- _Short exercise_
Render the following material again verbatim, leaving nothing out.

───── Source data ─────

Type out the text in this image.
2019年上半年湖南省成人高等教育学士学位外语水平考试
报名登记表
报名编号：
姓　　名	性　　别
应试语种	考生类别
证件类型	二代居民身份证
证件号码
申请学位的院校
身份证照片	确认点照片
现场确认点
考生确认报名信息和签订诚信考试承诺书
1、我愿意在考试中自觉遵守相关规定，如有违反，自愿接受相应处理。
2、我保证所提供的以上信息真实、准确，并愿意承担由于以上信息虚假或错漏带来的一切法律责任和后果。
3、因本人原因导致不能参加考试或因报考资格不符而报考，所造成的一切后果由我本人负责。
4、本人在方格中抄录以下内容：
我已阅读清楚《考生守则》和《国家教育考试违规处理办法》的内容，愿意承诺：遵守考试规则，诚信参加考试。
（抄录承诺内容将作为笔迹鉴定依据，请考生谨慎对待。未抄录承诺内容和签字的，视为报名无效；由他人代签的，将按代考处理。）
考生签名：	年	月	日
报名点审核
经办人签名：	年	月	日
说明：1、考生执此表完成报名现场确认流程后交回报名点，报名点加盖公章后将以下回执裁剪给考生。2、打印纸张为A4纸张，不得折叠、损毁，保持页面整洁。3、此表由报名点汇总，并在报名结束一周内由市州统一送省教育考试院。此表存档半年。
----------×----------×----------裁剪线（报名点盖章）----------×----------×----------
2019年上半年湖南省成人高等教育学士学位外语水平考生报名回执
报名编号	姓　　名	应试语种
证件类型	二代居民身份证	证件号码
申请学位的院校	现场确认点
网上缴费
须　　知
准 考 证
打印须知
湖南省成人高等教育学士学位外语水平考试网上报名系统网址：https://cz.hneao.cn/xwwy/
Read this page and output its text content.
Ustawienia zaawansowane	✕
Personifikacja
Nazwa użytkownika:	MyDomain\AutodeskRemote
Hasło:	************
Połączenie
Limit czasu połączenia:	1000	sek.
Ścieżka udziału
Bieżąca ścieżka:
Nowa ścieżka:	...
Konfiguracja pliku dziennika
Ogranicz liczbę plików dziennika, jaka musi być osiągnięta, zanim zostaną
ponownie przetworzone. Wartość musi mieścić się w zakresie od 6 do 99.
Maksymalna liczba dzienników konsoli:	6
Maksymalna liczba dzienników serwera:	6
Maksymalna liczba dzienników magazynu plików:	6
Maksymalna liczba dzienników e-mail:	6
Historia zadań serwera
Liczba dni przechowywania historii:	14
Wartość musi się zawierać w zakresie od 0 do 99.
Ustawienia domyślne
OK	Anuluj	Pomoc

─────

- _The output_
Type out the text in this image.
2019年上半年湖南省成人高等教育学士学位外语水平考试
报名登记表
报名编号：
姓　　名	性　　别
应试语种	考生类别
证件类型	二代居民身份证
证件号码
申请学位的院校
身份证照片	确认点照片
现场确认点
考生确认报名信息和签订诚信考试承诺书
1、我愿意在考试中自觉遵守相关规定，如有违反，自愿接受相应处理。
2、我保证所提供的以上信息真实、准确，并愿意承担由于以上信息虚假或错漏带来的一切法律责任和后果。
3、因本人原因导致不能参加考试或因报考资格不符而报考，所造成的一切后果由我本人负责。
4、本人在方格中抄录以下内容：
我已阅读清楚《考生守则》和《国家教育考试违规处理办法》的内容，愿意承诺：遵守考试规则，诚信参加考试。
（抄录承诺内容将作为笔迹鉴定依据，请考生谨慎对待。未抄录承诺内容和签字的，视为报名无效；由他人代签的，将按代考处理。）
考生签名：	年	月	日
报名点审核
经办人签名：	年	月	日
说明：1、考生执此表完成报名现场确认流程后交回报名点，报名点加盖公章后将以下回执裁剪给考生。2、打印纸张为A4纸张，不得折叠、损毁，保持页面整洁。3、此表由报名点汇总，并在报名结束一周内由市州统一送省教育考试院。此表存档半年。
----------×----------×----------裁剪线（报名点盖章）----------×----------×----------
2019年上半年湖南省成人高等教育学士学位外语水平考生报名回执
报名编号	姓　　名	应试语种
证件类型	二代居民身份证	证件号码
申请学位的院校	现场确认点
网上缴费
须　　知
准 考 证
打印须知
湖南省成人高等教育学士学位外语水平考试网上报名系统网址：https://cz.hneao.cn/xwwy/
Read this page and output its text content.
Ustawienia zaawansowane	✕
Personifikacja
Nazwa użytkownika:	MyDomain\AutodeskRemote
Hasło:	************
Połączenie
Limit czasu połączenia:	1000	sek.
Ścieżka udziału
Bieżąca ścieżka:
Nowa ścieżka:	...
Konfiguracja pliku dziennika
Ogranicz liczbę plików dziennika, jaka musi być osiągnięta, zanim zostaną
ponownie przetworzone. Wartość musi mieścić się w zakresie od 6 do 99.
Maksymalna liczba dzienników konsoli:	6
Maksymalna liczba dzienników serwera:	6
Maksymalna liczba dzienników magazynu plików:	6
Maksymalna liczba dzienników e-mail:	6
Historia zadań serwera
Liczba dni przechowywania historii:	14
Wartość musi się zawierać w zakresie od 0 do 99.
Ustawienia domyślne
OK	Anuluj	Pomoc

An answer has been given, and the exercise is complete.